TEXTO DE LECTURA:
——————————

Dicen de que es el único representante de la corriente que él mismo bautizó como ‘fantasmismo’. Henri Michaux es un autor difícil de clasificar. Entre la literatura y la pintura, la escritura y la música, el artista belga (Namur 1899-París, 1984) fue uno de los más prolíficos e irrepetibles de su época. En vida no dudó en experimentar todo lo que fuese susceptible de abrirle nuevas realidades y percepciones. El azar fue su gran aliado a la hora de crear, lo buscó y lo convirtió en su mayor inspiración.

El ‘fantasmismo’ como el arte de los espectros y las apariciones lleva su primer y casi único sello. Abarcarlo no es sencillo. Su prolífica obra incluye cientos de trabajos de los que una selección de casi 220 piezas se muestra desde hoy en el Museo Guggenhneim de Bilbao. Michaux fue uno de esos autores que logró influir en poetas y pintores de comienzos del siglo XX como Francis Bacon y André Gide.

——————————

CONJUNTO DE DATOS:
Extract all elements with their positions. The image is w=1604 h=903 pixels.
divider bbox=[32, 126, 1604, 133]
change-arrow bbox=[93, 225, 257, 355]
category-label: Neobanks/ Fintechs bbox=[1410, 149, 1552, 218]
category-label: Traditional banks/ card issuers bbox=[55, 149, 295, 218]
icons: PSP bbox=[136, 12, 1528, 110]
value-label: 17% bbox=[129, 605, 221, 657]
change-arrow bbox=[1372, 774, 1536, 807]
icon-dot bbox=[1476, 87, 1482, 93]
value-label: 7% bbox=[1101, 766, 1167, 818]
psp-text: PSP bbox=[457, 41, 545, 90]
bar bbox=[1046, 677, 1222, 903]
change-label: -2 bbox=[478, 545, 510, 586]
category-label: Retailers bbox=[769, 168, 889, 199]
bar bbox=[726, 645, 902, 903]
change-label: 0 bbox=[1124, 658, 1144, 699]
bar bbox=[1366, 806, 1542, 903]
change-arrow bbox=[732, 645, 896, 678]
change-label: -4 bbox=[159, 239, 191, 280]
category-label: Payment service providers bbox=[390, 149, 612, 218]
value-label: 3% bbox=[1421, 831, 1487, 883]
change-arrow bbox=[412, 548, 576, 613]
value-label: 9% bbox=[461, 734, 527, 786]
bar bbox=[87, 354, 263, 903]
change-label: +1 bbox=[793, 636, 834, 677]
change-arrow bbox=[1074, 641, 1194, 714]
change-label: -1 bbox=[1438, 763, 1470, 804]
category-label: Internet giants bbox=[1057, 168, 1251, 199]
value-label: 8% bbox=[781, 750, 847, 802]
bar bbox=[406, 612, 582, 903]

——————————

EJERCICIOS:
(1) Responda a estas preguntas según el texto sobre Henri Michaux:
(a) ¿En qué ciudad y en qué año nació Michaux?
(b) ¿Cuántas piezas, aproximadamente, reúne la selección de su obra?
(c) ¿Qué dos autores se citan como influidos por Michaux?
(2) Indique si cada afirmación concuerda con el texto sobre Henri Michaux y cite las palabras que lo deciden:
(a) Michaux era un artista de nacionalidad francesa.
(b) El azar fue una fuente de inspiración para Michaux.
(c) Michaux murió en Namur.
Las filas son material independiente del texto de lectura.

RESPUESTAS:
(1)
(a) En Namur, en 1899.
(b) Casi 220 piezas.
(c) Francis Bacon y André Gide.

(2)
(a) No: «el artista belga».
(b) Sí: «El azar fue su gran aliado a la hora de crear».
(c) No: «Namur 1899-París, 1984».